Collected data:
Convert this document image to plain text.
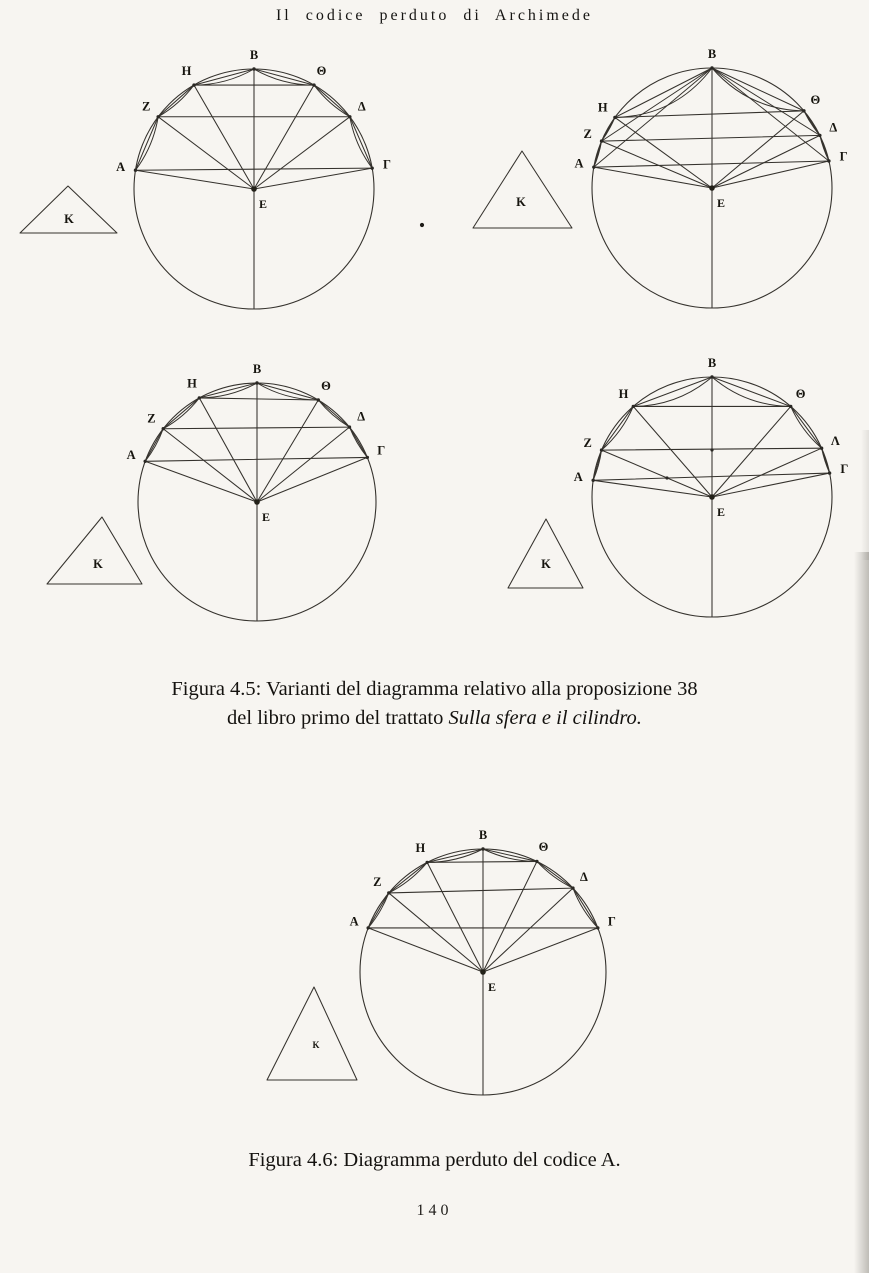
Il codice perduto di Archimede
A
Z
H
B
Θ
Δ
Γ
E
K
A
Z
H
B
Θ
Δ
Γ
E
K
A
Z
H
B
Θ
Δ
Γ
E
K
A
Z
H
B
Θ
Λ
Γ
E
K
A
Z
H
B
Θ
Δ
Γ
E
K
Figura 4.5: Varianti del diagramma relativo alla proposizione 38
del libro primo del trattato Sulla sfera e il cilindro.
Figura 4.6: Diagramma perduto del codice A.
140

GOAL » Reproduce each entry verbatim, excluding any embedded images.

TASK OUTPUT »
Convert this document image to plain text.
Il codice perduto di Archimede
A
Z
H
B
Θ
Δ
Γ
E
K
A
Z
H
B
Θ
Δ
Γ
E
K
A
Z
H
B
Θ
Δ
Γ
E
K
A
Z
H
B
Θ
Λ
Γ
E
K
A
Z
H
B
Θ
Δ
Γ
E
K
Figura 4.5: Varianti del diagramma relativo alla proposizione 38
del libro primo del trattato Sulla sfera e il cilindro.
Figura 4.6: Diagramma perduto del codice A.
140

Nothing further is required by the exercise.